- Written instruction -
Review the material line by line. Identify and copy every line that contains the string "title".

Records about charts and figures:

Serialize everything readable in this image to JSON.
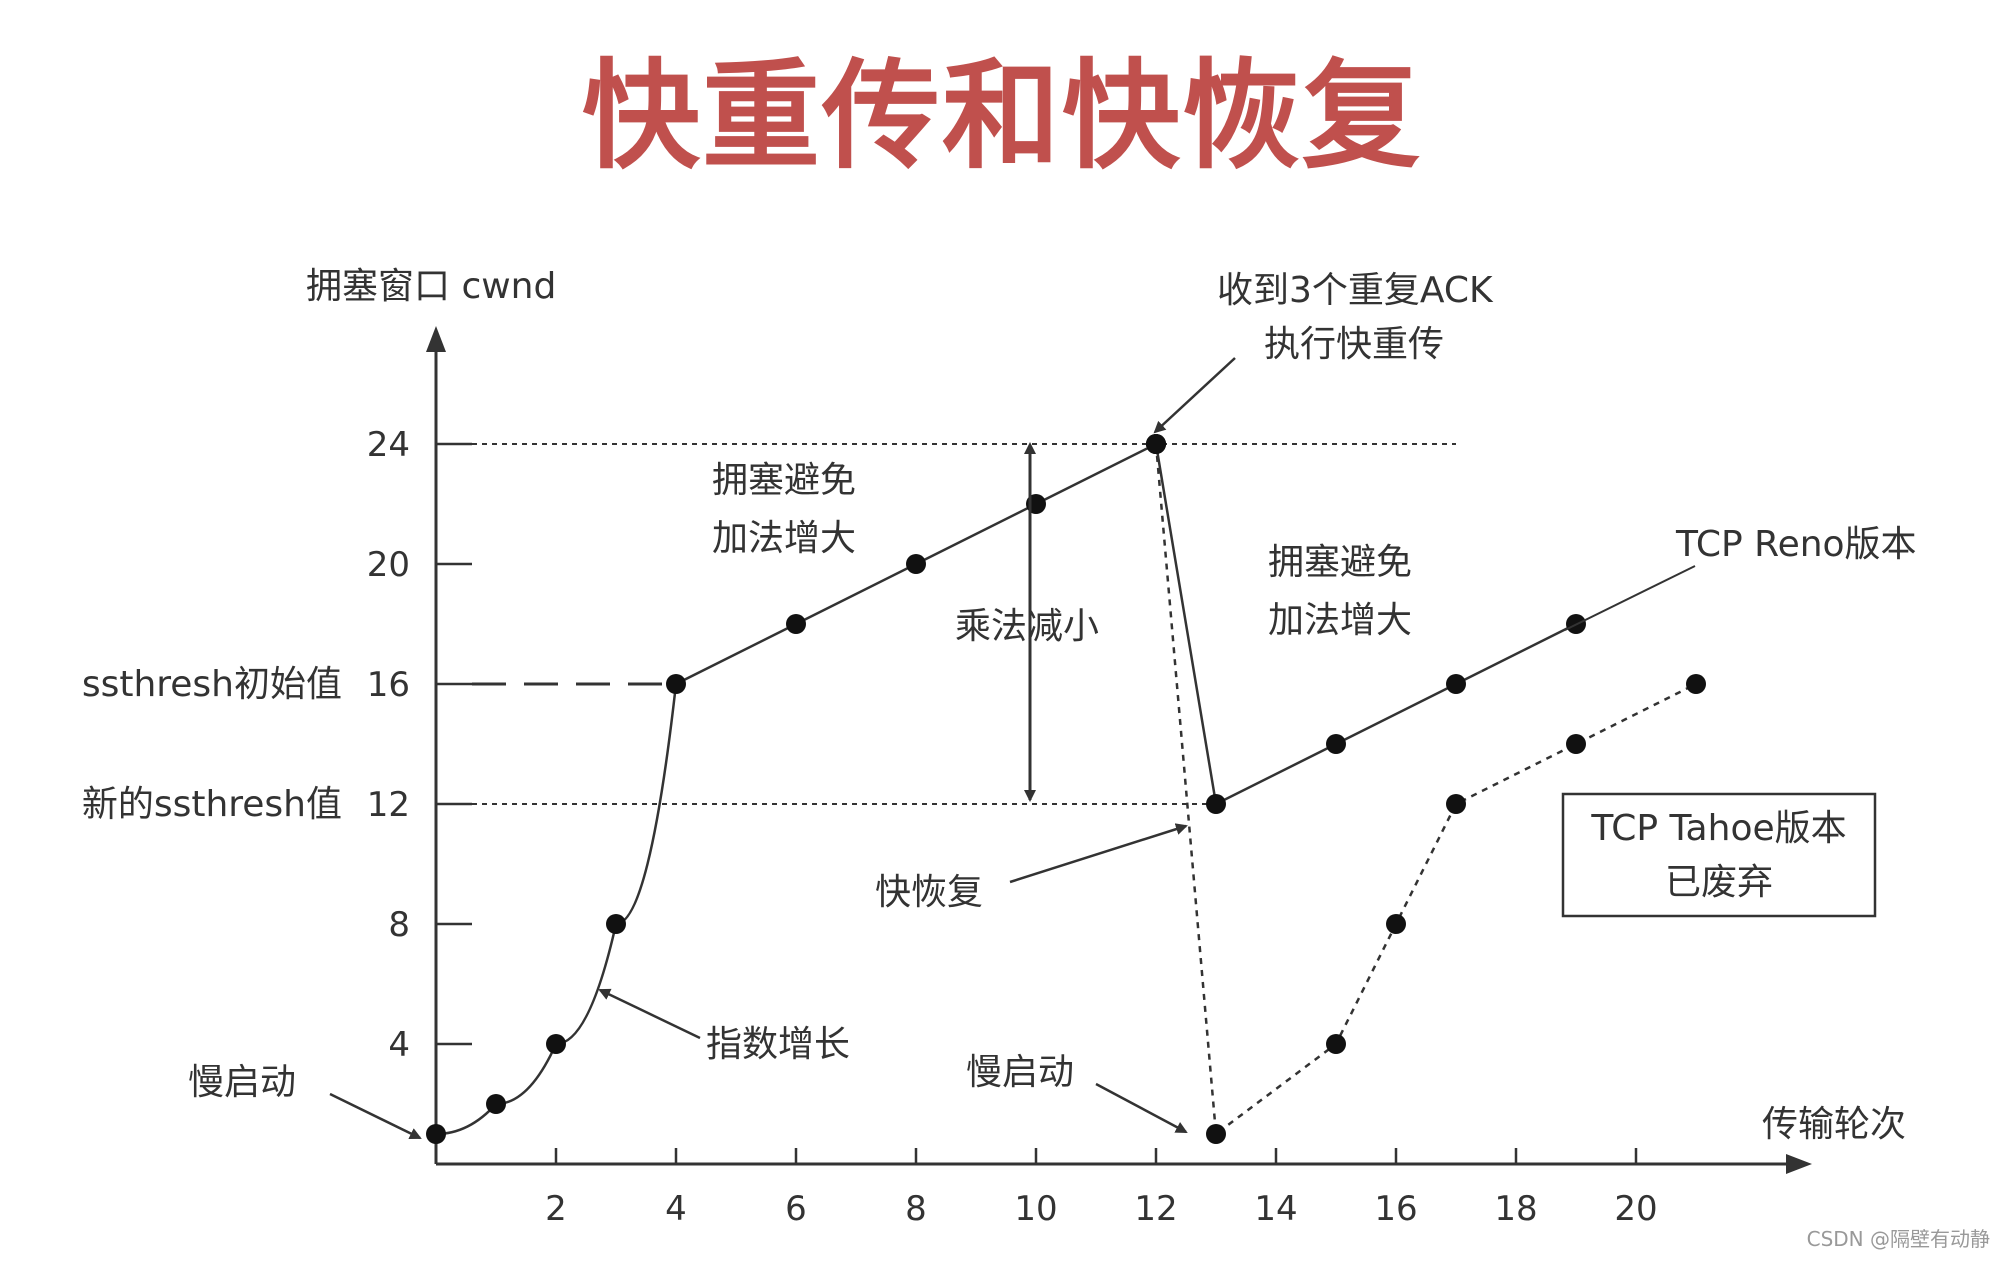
{
  "title": "快重传和快恢复",
  "watermark": "CSDN @隔壁有动静",
  "chart_data": {
    "type": "line",
    "ylabel": "拥塞窗口 cwnd",
    "xlabel": "传输轮次",
    "xlim": [
      0,
      23
    ],
    "ylim": [
      0,
      27
    ],
    "x_ticks": [
      2,
      4,
      6,
      8,
      10,
      12,
      14,
      16,
      18,
      20
    ],
    "y_ticks": [
      4,
      8,
      12,
      16,
      20,
      24
    ],
    "y_tick_labels": {
      "16": "ssthresh初始值",
      "12": "新的ssthresh值"
    },
    "series": [
      {
        "name": "",
        "style": "solid",
        "points": [
          [
            0,
            1
          ],
          [
            1,
            2
          ],
          [
            2,
            4
          ],
          [
            3,
            8
          ],
          [
            4,
            16
          ],
          [
            6,
            18
          ],
          [
            8,
            20
          ],
          [
            10,
            22
          ],
          [
            12,
            24
          ]
        ]
      },
      {
        "name": "TCP Reno版本",
        "style": "solid",
        "points": [
          [
            12,
            24
          ],
          [
            13,
            12
          ],
          [
            15,
            14
          ],
          [
            17,
            16
          ],
          [
            19,
            18
          ]
        ]
      },
      {
        "name": "TCP Tahoe版本\n已废弃",
        "style": "dotted",
        "points": [
          [
            12,
            24
          ],
          [
            13,
            1
          ],
          [
            15,
            4
          ],
          [
            16,
            8
          ],
          [
            17,
            12
          ],
          [
            19,
            14
          ],
          [
            21,
            16
          ]
        ]
      }
    ],
    "reference_lines": [
      {
        "y": 24,
        "x_from": 0.6,
        "x_to": 17,
        "style": "dotted"
      },
      {
        "y": 16,
        "x_from": 0.6,
        "x_to": 4,
        "style": "dashed"
      },
      {
        "y": 12,
        "x_from": 0.6,
        "x_to": 13,
        "style": "dotted"
      }
    ],
    "annotations": {
      "fast_retransmit": [
        "收到3个重复ACK",
        "执行快重传"
      ],
      "congestion_avoid_1": [
        "拥塞避免",
        "加法增大"
      ],
      "multiplicative_decrease": "乘法减小",
      "congestion_avoid_2": [
        "拥塞避免",
        "加法增大"
      ],
      "reno": "TCP Reno版本",
      "tahoe_box": [
        "TCP Tahoe版本",
        "已废弃"
      ],
      "fast_recovery": "快恢复",
      "exponential_growth": "指数增长",
      "slow_start_1": "慢启动",
      "slow_start_2": "慢启动"
    }
  }
}
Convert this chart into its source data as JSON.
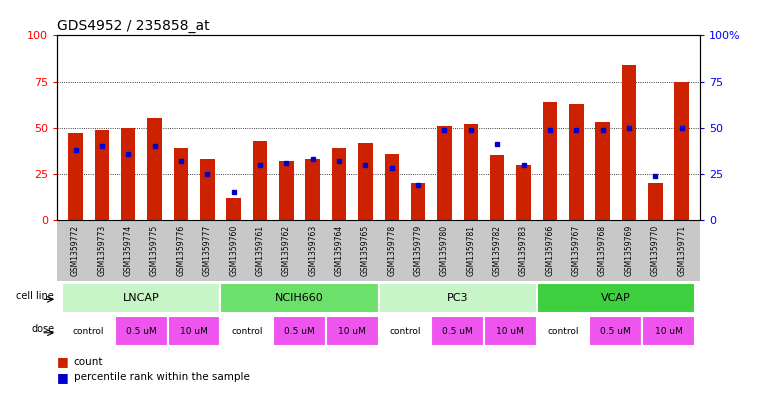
{
  "title": "GDS4952 / 235858_at",
  "samples": [
    "GSM1359772",
    "GSM1359773",
    "GSM1359774",
    "GSM1359775",
    "GSM1359776",
    "GSM1359777",
    "GSM1359760",
    "GSM1359761",
    "GSM1359762",
    "GSM1359763",
    "GSM1359764",
    "GSM1359765",
    "GSM1359778",
    "GSM1359779",
    "GSM1359780",
    "GSM1359781",
    "GSM1359782",
    "GSM1359783",
    "GSM1359766",
    "GSM1359767",
    "GSM1359768",
    "GSM1359769",
    "GSM1359770",
    "GSM1359771"
  ],
  "red_values": [
    47,
    49,
    50,
    55,
    39,
    33,
    12,
    43,
    32,
    33,
    39,
    42,
    36,
    20,
    51,
    52,
    35,
    30,
    64,
    63,
    53,
    84,
    20,
    75
  ],
  "blue_values": [
    38,
    40,
    36,
    40,
    32,
    25,
    15,
    30,
    31,
    33,
    32,
    30,
    28,
    19,
    49,
    49,
    41,
    30,
    49,
    49,
    49,
    50,
    24,
    50
  ],
  "cell_lines": [
    "LNCAP",
    "NCIH660",
    "PC3",
    "VCAP"
  ],
  "cell_line_spans": [
    6,
    6,
    6,
    6
  ],
  "cell_line_colors": [
    "#c8f5c8",
    "#6be06b",
    "#c8f5c8",
    "#3ecf3e"
  ],
  "doses": [
    "control",
    "0.5 uM",
    "10 uM",
    "control",
    "0.5 uM",
    "10 uM",
    "control",
    "0.5 uM",
    "10 uM",
    "control",
    "0.5 uM",
    "10 uM"
  ],
  "dose_colors": [
    "#ffffff",
    "#ee55ee",
    "#ee55ee",
    "#ffffff",
    "#ee55ee",
    "#ee55ee",
    "#ffffff",
    "#ee55ee",
    "#ee55ee",
    "#ffffff",
    "#ee55ee",
    "#ee55ee"
  ],
  "bar_color": "#cc2200",
  "point_color": "#0000cc",
  "ylim": [
    0,
    100
  ],
  "grid_values": [
    25,
    50,
    75
  ],
  "left_yticks": [
    0,
    25,
    50,
    75,
    100
  ],
  "left_yticklabels": [
    "0",
    "25",
    "50",
    "75",
    "100"
  ],
  "right_yticklabels": [
    "0",
    "25",
    "50",
    "75",
    "100%"
  ],
  "legend_count": "count",
  "legend_pct": "percentile rank within the sample",
  "xtick_bg_color": "#c8c8c8",
  "row_label_color": "#000000",
  "cell_line_border_color": "#888888"
}
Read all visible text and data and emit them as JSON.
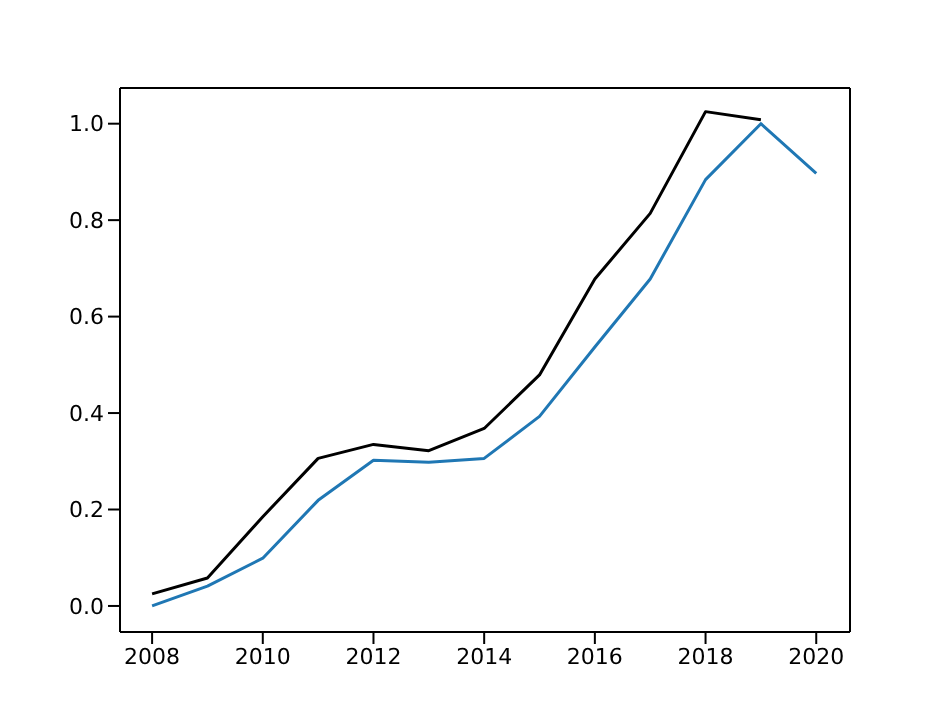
{
  "chart_data": {
    "type": "line",
    "x": [
      2008,
      2009,
      2010,
      2011,
      2012,
      2013,
      2014,
      2015,
      2016,
      2017,
      2018,
      2019,
      2020
    ],
    "series": [
      {
        "color": "#000000",
        "values": [
          0.025,
          0.058,
          0.185,
          0.306,
          0.335,
          0.322,
          0.368,
          0.479,
          0.678,
          0.814,
          1.025,
          1.008,
          null
        ]
      },
      {
        "color": "#1f77b4",
        "values": [
          0.0,
          0.041,
          0.099,
          0.219,
          0.302,
          0.298,
          0.306,
          0.393,
          0.537,
          0.678,
          0.884,
          1.0,
          0.897
        ]
      }
    ],
    "xlim": [
      2007.42,
      2020.61
    ],
    "ylim": [
      -0.054,
      1.074
    ],
    "xticks": [
      2008,
      2010,
      2012,
      2014,
      2016,
      2018,
      2020
    ],
    "yticks": [
      {
        "value": 0,
        "label": "0.0"
      },
      0.2,
      0.4,
      0.6,
      0.8,
      {
        "value": 1,
        "label": "1.0"
      }
    ]
  }
}
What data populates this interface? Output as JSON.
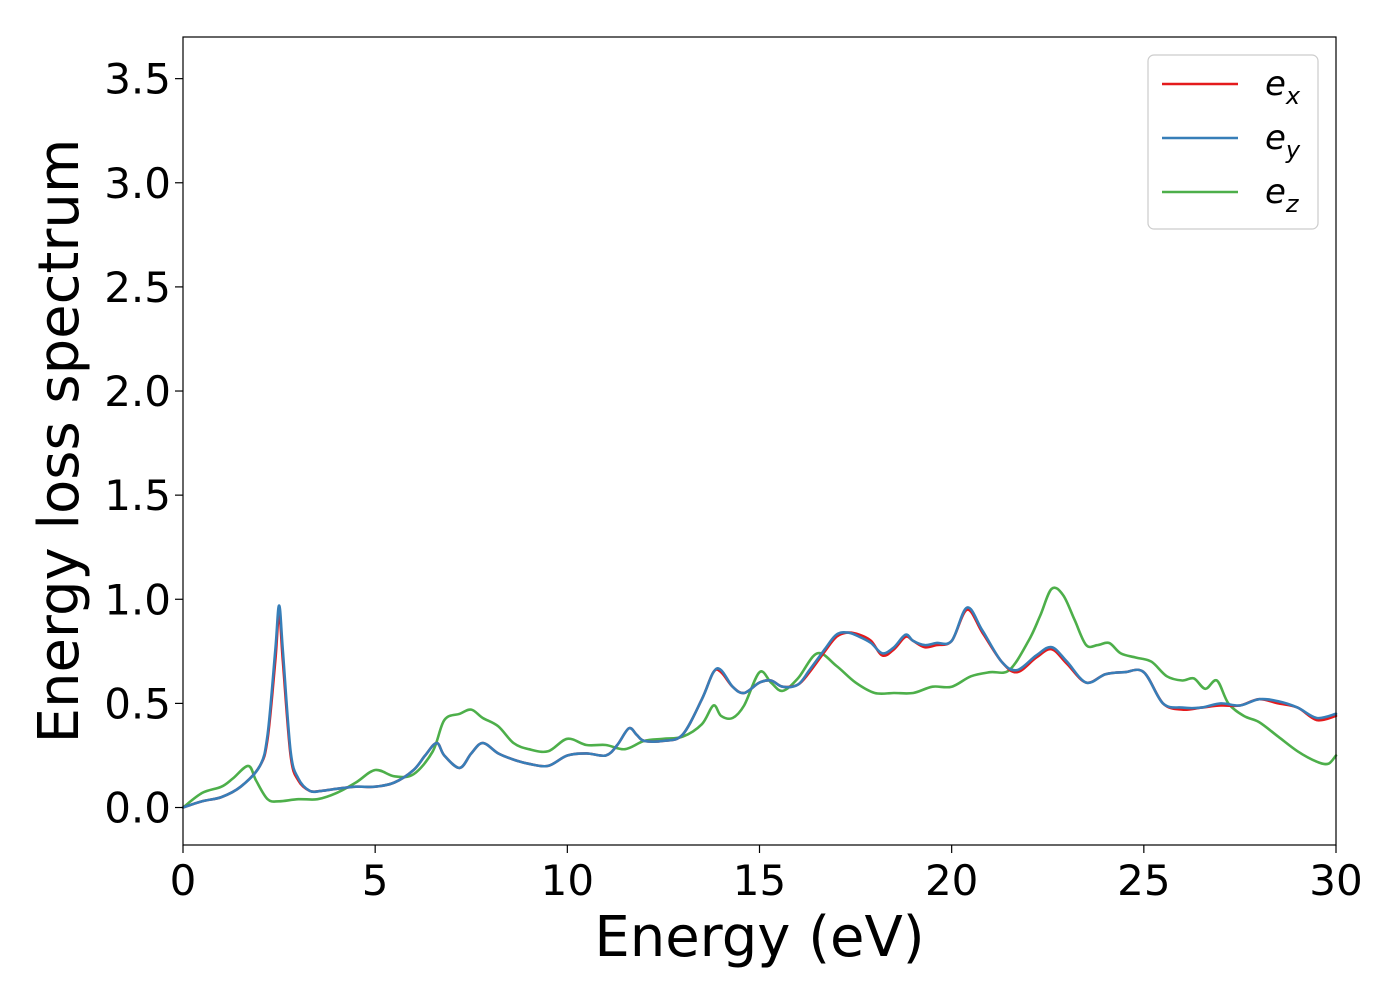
{
  "chart_data": {
    "type": "line",
    "xlabel": "Energy (eV)",
    "ylabel": "Energy loss spectrum",
    "xlim": [
      0,
      30
    ],
    "ylim": [
      -0.18,
      3.7
    ],
    "xticks": [
      "0",
      "5",
      "10",
      "15",
      "20",
      "25",
      "30"
    ],
    "yticks": [
      "0.0",
      "0.5",
      "1.0",
      "1.5",
      "2.0",
      "2.5",
      "3.0",
      "3.5"
    ],
    "grid": false,
    "legend_position": "top-right",
    "series": [
      {
        "name": "e",
        "subscript": "x",
        "color": "#e41a1c",
        "x": [
          0,
          0.5,
          1,
          1.5,
          2,
          2.2,
          2.4,
          2.5,
          2.6,
          2.8,
          3,
          3.3,
          3.6,
          4,
          4.5,
          5,
          5.5,
          6,
          6.3,
          6.6,
          6.8,
          7.2,
          7.5,
          7.8,
          8.2,
          8.6,
          9,
          9.5,
          10,
          10.5,
          11,
          11.3,
          11.6,
          11.8,
          12,
          12.5,
          13,
          13.5,
          13.8,
          14,
          14.3,
          14.6,
          15,
          15.3,
          15.6,
          16,
          16.3,
          16.7,
          17,
          17.3,
          17.6,
          17.9,
          18.2,
          18.5,
          18.8,
          19,
          19.3,
          19.6,
          20,
          20.4,
          20.8,
          21.3,
          21.7,
          22.2,
          22.6,
          23,
          23.5,
          24,
          24.5,
          25,
          25.5,
          26,
          26.5,
          27,
          27.5,
          28,
          28.5,
          29,
          29.5,
          30
        ],
        "y": [
          0,
          0.03,
          0.05,
          0.1,
          0.2,
          0.33,
          0.7,
          0.93,
          0.7,
          0.25,
          0.13,
          0.08,
          0.08,
          0.09,
          0.1,
          0.1,
          0.12,
          0.18,
          0.25,
          0.31,
          0.25,
          0.19,
          0.26,
          0.31,
          0.26,
          0.23,
          0.21,
          0.2,
          0.25,
          0.26,
          0.25,
          0.3,
          0.38,
          0.35,
          0.32,
          0.32,
          0.35,
          0.52,
          0.65,
          0.65,
          0.58,
          0.55,
          0.6,
          0.61,
          0.58,
          0.59,
          0.65,
          0.75,
          0.82,
          0.84,
          0.83,
          0.8,
          0.73,
          0.76,
          0.82,
          0.8,
          0.77,
          0.78,
          0.8,
          0.95,
          0.84,
          0.7,
          0.65,
          0.72,
          0.76,
          0.69,
          0.6,
          0.64,
          0.65,
          0.65,
          0.5,
          0.47,
          0.48,
          0.49,
          0.49,
          0.52,
          0.5,
          0.48,
          0.42,
          0.44
        ]
      },
      {
        "name": "e",
        "subscript": "y",
        "color": "#377eb8",
        "x": [
          0,
          0.5,
          1,
          1.5,
          2,
          2.2,
          2.4,
          2.5,
          2.6,
          2.8,
          3,
          3.3,
          3.6,
          4,
          4.5,
          5,
          5.5,
          6,
          6.3,
          6.6,
          6.8,
          7.2,
          7.5,
          7.8,
          8.2,
          8.6,
          9,
          9.5,
          10,
          10.5,
          11,
          11.3,
          11.6,
          11.8,
          12,
          12.5,
          13,
          13.5,
          13.8,
          14,
          14.3,
          14.6,
          15,
          15.3,
          15.6,
          16,
          16.3,
          16.7,
          17,
          17.3,
          17.6,
          17.9,
          18.2,
          18.5,
          18.8,
          19,
          19.3,
          19.6,
          20,
          20.4,
          20.8,
          21.3,
          21.7,
          22.2,
          22.6,
          23,
          23.5,
          24,
          24.5,
          25,
          25.5,
          26,
          26.5,
          27,
          27.5,
          28,
          28.5,
          29,
          29.5,
          30
        ],
        "y": [
          0,
          0.03,
          0.05,
          0.1,
          0.2,
          0.35,
          0.75,
          0.97,
          0.75,
          0.27,
          0.14,
          0.08,
          0.08,
          0.09,
          0.1,
          0.1,
          0.12,
          0.18,
          0.25,
          0.31,
          0.25,
          0.19,
          0.26,
          0.31,
          0.26,
          0.23,
          0.21,
          0.2,
          0.25,
          0.26,
          0.25,
          0.3,
          0.38,
          0.35,
          0.32,
          0.32,
          0.35,
          0.52,
          0.65,
          0.66,
          0.58,
          0.55,
          0.6,
          0.61,
          0.58,
          0.59,
          0.66,
          0.76,
          0.83,
          0.84,
          0.82,
          0.79,
          0.74,
          0.77,
          0.83,
          0.8,
          0.78,
          0.79,
          0.8,
          0.96,
          0.85,
          0.7,
          0.66,
          0.73,
          0.77,
          0.7,
          0.6,
          0.64,
          0.65,
          0.65,
          0.5,
          0.48,
          0.48,
          0.5,
          0.49,
          0.52,
          0.51,
          0.48,
          0.43,
          0.45
        ]
      },
      {
        "name": "e",
        "subscript": "z",
        "color": "#4daf4a",
        "x": [
          0,
          0.5,
          1,
          1.3,
          1.7,
          1.9,
          2.2,
          2.5,
          3,
          3.5,
          4,
          4.5,
          5,
          5.5,
          6,
          6.5,
          6.8,
          7.2,
          7.5,
          7.8,
          8.2,
          8.6,
          9,
          9.5,
          10,
          10.5,
          11,
          11.5,
          12,
          12.5,
          13,
          13.5,
          13.8,
          14,
          14.3,
          14.6,
          15,
          15.3,
          15.6,
          16,
          16.5,
          17,
          17.5,
          18,
          18.5,
          19,
          19.5,
          20,
          20.5,
          21,
          21.5,
          22,
          22.3,
          22.6,
          22.9,
          23.2,
          23.5,
          23.8,
          24.1,
          24.4,
          24.8,
          25.2,
          25.6,
          26,
          26.3,
          26.6,
          26.9,
          27.2,
          27.6,
          28,
          28.5,
          29,
          29.5,
          29.8,
          30
        ],
        "y": [
          0,
          0.07,
          0.1,
          0.14,
          0.2,
          0.13,
          0.04,
          0.03,
          0.04,
          0.04,
          0.07,
          0.12,
          0.18,
          0.15,
          0.16,
          0.27,
          0.42,
          0.45,
          0.47,
          0.43,
          0.39,
          0.31,
          0.28,
          0.27,
          0.33,
          0.3,
          0.3,
          0.28,
          0.32,
          0.33,
          0.34,
          0.4,
          0.49,
          0.44,
          0.43,
          0.49,
          0.65,
          0.6,
          0.56,
          0.62,
          0.74,
          0.68,
          0.6,
          0.55,
          0.55,
          0.55,
          0.58,
          0.58,
          0.63,
          0.65,
          0.66,
          0.8,
          0.92,
          1.05,
          1.02,
          0.9,
          0.78,
          0.78,
          0.79,
          0.74,
          0.72,
          0.7,
          0.63,
          0.61,
          0.62,
          0.57,
          0.61,
          0.5,
          0.44,
          0.41,
          0.34,
          0.27,
          0.22,
          0.21,
          0.25
        ]
      }
    ]
  }
}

- Result of this task -
  "title": "快重传和快恢复",
  "title": "GDS4952 / 235858_at",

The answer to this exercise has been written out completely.